[EXTRACTED ENTRIES]
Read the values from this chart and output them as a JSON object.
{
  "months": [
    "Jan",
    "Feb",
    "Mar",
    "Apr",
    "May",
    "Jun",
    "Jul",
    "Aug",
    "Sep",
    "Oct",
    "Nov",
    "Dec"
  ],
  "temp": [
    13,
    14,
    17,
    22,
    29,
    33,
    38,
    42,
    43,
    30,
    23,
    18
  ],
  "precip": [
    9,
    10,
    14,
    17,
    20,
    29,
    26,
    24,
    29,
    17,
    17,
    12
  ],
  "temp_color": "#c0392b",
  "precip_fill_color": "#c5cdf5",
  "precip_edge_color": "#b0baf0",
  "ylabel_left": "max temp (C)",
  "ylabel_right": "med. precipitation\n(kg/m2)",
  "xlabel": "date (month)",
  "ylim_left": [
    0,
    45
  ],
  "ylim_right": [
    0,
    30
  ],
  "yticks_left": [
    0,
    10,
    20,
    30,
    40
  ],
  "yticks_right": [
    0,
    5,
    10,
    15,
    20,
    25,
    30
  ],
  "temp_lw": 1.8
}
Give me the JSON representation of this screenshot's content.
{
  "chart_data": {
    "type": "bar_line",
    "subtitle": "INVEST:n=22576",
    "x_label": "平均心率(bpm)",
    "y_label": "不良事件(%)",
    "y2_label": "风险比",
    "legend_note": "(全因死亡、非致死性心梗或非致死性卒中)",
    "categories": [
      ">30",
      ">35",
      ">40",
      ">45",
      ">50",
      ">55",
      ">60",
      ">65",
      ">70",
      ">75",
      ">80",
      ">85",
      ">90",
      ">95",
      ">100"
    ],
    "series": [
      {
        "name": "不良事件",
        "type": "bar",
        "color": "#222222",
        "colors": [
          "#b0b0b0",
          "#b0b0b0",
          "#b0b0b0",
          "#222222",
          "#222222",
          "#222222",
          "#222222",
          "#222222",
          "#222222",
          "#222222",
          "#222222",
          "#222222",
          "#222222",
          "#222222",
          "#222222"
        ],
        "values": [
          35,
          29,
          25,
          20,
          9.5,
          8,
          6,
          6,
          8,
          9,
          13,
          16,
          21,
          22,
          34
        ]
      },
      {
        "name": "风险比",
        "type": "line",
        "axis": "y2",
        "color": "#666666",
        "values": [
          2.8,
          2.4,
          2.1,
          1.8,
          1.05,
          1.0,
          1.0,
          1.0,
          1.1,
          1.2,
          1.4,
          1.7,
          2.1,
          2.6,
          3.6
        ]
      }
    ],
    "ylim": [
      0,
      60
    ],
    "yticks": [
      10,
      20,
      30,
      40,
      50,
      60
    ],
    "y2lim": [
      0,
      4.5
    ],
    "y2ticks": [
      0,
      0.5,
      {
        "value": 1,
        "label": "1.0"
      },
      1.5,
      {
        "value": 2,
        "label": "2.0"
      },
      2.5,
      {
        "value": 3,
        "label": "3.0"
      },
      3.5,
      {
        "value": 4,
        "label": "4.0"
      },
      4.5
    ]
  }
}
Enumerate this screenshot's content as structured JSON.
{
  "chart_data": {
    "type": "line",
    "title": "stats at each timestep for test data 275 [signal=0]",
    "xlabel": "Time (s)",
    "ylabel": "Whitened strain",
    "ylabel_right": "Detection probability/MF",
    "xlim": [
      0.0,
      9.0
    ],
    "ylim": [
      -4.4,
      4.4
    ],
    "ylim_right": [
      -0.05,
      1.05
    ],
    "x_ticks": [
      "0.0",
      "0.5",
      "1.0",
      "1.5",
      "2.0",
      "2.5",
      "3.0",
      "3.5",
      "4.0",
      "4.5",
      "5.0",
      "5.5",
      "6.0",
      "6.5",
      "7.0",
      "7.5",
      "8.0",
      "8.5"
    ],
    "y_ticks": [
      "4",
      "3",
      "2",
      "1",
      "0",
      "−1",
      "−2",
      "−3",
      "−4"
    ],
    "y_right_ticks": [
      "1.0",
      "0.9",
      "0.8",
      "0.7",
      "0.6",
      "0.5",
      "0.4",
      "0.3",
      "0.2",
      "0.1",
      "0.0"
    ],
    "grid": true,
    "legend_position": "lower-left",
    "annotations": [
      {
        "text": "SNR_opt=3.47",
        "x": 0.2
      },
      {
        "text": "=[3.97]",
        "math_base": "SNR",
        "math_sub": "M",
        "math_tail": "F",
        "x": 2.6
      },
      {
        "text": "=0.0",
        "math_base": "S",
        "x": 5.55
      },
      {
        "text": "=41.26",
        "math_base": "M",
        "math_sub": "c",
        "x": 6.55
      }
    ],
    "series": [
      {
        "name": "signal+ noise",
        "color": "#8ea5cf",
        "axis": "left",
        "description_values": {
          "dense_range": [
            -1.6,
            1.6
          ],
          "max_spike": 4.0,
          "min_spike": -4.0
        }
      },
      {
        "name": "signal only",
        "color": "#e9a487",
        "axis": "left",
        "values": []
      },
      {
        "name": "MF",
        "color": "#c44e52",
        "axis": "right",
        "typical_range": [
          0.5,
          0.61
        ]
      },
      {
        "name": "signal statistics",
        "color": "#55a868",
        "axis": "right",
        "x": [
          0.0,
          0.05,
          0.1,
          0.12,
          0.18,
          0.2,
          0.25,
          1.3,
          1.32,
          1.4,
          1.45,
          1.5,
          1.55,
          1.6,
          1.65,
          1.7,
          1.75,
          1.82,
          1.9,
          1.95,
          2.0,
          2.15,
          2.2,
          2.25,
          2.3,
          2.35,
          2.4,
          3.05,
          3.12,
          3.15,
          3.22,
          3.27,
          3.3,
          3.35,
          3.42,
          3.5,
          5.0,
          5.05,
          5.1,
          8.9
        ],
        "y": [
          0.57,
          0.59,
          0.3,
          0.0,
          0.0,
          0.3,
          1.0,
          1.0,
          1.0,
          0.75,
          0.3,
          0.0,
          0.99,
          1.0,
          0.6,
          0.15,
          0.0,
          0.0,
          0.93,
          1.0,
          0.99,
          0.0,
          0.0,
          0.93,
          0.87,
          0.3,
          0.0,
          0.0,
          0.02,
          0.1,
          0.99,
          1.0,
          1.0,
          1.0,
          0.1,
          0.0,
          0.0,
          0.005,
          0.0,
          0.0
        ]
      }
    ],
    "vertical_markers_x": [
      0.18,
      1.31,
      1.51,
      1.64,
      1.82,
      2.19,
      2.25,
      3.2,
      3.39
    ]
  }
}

[WHAT THIS TASK INVOLVES] Of the lines above, how many hold the word "signal"? Say the number alone.

[EXERCISE RESULT] 4